Records supplied:

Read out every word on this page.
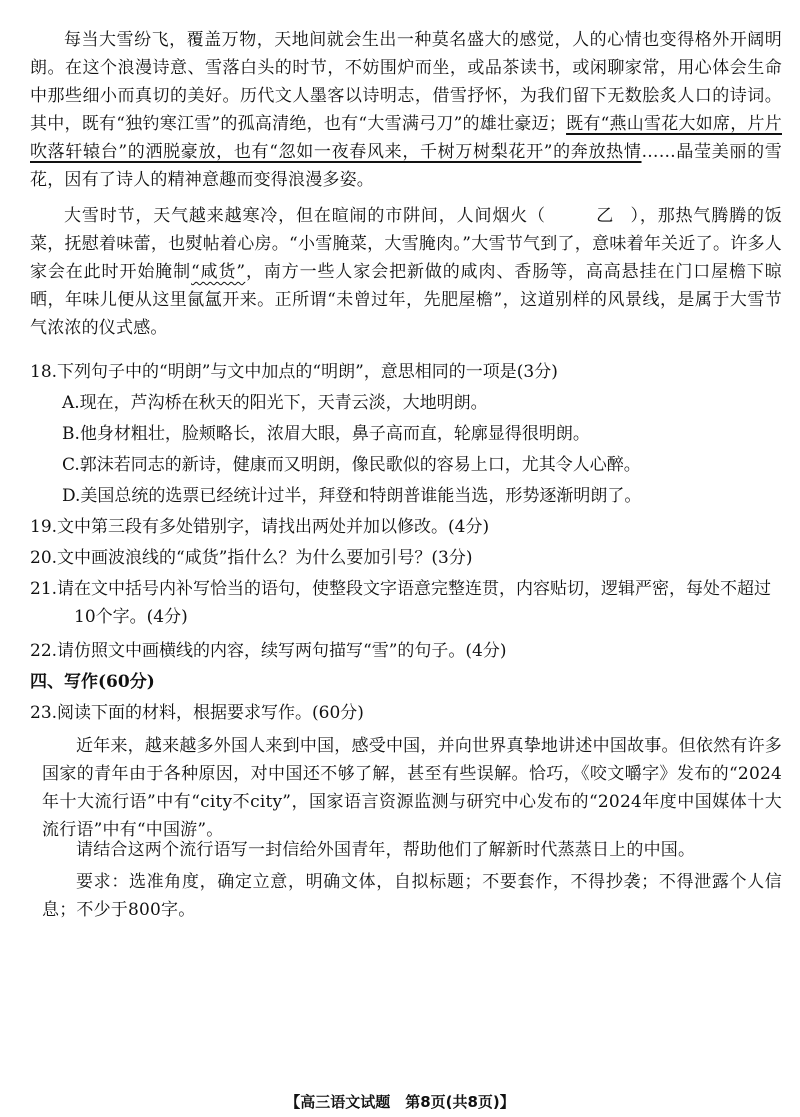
每当大雪纷飞，覆盖万物，天地间就会生出一种莫名盛大的感觉，人的心情也变得格外开阔明朗。在这个浪漫诗意、雪落白头的时节，不妨围炉而坐，或品茶读书，或闲聊家常，用心体会生命中那些细小而真切的美好。历代文人墨客以诗明志，借雪抒怀，为我们留下无数脍炙人口的诗词。其中，既有“独钓寒江雪”的孤高清绝，也有“大雪满弓刀”的雄壮豪迈；既有“燕山雪花大如席，片片吹落轩辕台”的洒脱豪放，也有“忽如一夜春风来，千树万树梨花开”的奔放热情……晶莹美丽的雪花，因有了诗人的精神意趣而变得浪漫多姿。
大雪时节，天气越来越寒冷，但在暄闹的市阱间，人间烟火（	乙 ），那热气腾腾的饭菜，抚慰着味蕾，也熨帖着心房。“小雪腌菜，大雪腌肉。”大雪节气到了，意味着年关近了。许多人家会在此时开始腌制“咸货”，南方一些人家会把新做的咸肉、香肠等，高高悬挂在门口屋檐下晾晒，年味儿便从这里氤氲开来。正所谓“未曾过年，先肥屋檐”，这道别样的风景线，是属于大雪节气浓浓的仪式感。
18.下列句子中的“明朗”与文中加点的“明朗”，意思相同的一项是(3分)
A.现在，芦沟桥在秋天的阳光下，天青云淡，大地明朗。
B.他身材粗壮，脸颊略长，浓眉大眼，鼻子高而直，轮廓显得很明朗。
C.郭沫若同志的新诗，健康而又明朗，像民歌似的容易上口，尤其令人心醉。
D.美国总统的选票已经统计过半，拜登和特朗普谁能当选，形势逐渐明朗了。
19.文中第三段有多处错别字，请找出两处并加以修改。(4分)
20.文中画波浪线的“咸货”指什么？为什么要加引号？(3分)
21.请在文中括号内补写恰当的语句，使整段文字语意完整连贯，内容贴切，逻辑严密，每处不超过10个字。(4分)
22.请仿照文中画横线的内容，续写两句描写“雪”的句子。(4分)
四、写作(60分)
23.阅读下面的材料，根据要求写作。(60分)
近年来，越来越多外国人来到中国，感受中国，并向世界真挚地讲述中国故事。但依然有许多国家的青年由于各种原因，对中国还不够了解，甚至有些误解。恰巧，《咬文嚼字》发布的“2024年十大流行语”中有“city不city”，国家语言资源监测与研究中心发布的“2024年度中国媒体十大流行语”中有“中国游”。
请结合这两个流行语写一封信给外国青年，帮助他们了解新时代蒸蒸日上的中国。
要求：选准角度，确定立意，明确文体，自拟标题；不要套作，不得抄袭；不得泄露个人信息；不少于800字。
【高三语文试题　第8页(共8页)】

Instruction: Repeat the listing in full and exactly. Do not include any images.

Solution to the exercise:
Read out every word on this page.
每当大雪纷飞，覆盖万物，天地间就会生出一种莫名盛大的感觉，人的心情也变得格外开阔明朗。在这个浪漫诗意、雪落白头的时节，不妨围炉而坐，或品茶读书，或闲聊家常，用心体会生命中那些细小而真切的美好。历代文人墨客以诗明志，借雪抒怀，为我们留下无数脍炙人口的诗词。其中，既有“独钓寒江雪”的孤高清绝，也有“大雪满弓刀”的雄壮豪迈；既有“燕山雪花大如席，片片吹落轩辕台”的洒脱豪放，也有“忽如一夜春风来，千树万树梨花开”的奔放热情……晶莹美丽的雪花，因有了诗人的精神意趣而变得浪漫多姿。
大雪时节，天气越来越寒冷，但在暄闹的市阱间，人间烟火（	乙 ），那热气腾腾的饭菜，抚慰着味蕾，也熨帖着心房。“小雪腌菜，大雪腌肉。”大雪节气到了，意味着年关近了。许多人家会在此时开始腌制“咸货”，南方一些人家会把新做的咸肉、香肠等，高高悬挂在门口屋檐下晾晒，年味儿便从这里氤氲开来。正所谓“未曾过年，先肥屋檐”，这道别样的风景线，是属于大雪节气浓浓的仪式感。
18.下列句子中的“明朗”与文中加点的“明朗”，意思相同的一项是(3分)
A.现在，芦沟桥在秋天的阳光下，天青云淡，大地明朗。
B.他身材粗壮，脸颊略长，浓眉大眼，鼻子高而直，轮廓显得很明朗。
C.郭沫若同志的新诗，健康而又明朗，像民歌似的容易上口，尤其令人心醉。
D.美国总统的选票已经统计过半，拜登和特朗普谁能当选，形势逐渐明朗了。
19.文中第三段有多处错别字，请找出两处并加以修改。(4分)
20.文中画波浪线的“咸货”指什么？为什么要加引号？(3分)
21.请在文中括号内补写恰当的语句，使整段文字语意完整连贯，内容贴切，逻辑严密，每处不超过10个字。(4分)
22.请仿照文中画横线的内容，续写两句描写“雪”的句子。(4分)
四、写作(60分)
23.阅读下面的材料，根据要求写作。(60分)
近年来，越来越多外国人来到中国，感受中国，并向世界真挚地讲述中国故事。但依然有许多国家的青年由于各种原因，对中国还不够了解，甚至有些误解。恰巧，《咬文嚼字》发布的“2024年十大流行语”中有“city不city”，国家语言资源监测与研究中心发布的“2024年度中国媒体十大流行语”中有“中国游”。
请结合这两个流行语写一封信给外国青年，帮助他们了解新时代蒸蒸日上的中国。
要求：选准角度，确定立意，明确文体，自拟标题；不要套作，不得抄袭；不得泄露个人信息；不少于800字。
【高三语文试题　第8页(共8页)】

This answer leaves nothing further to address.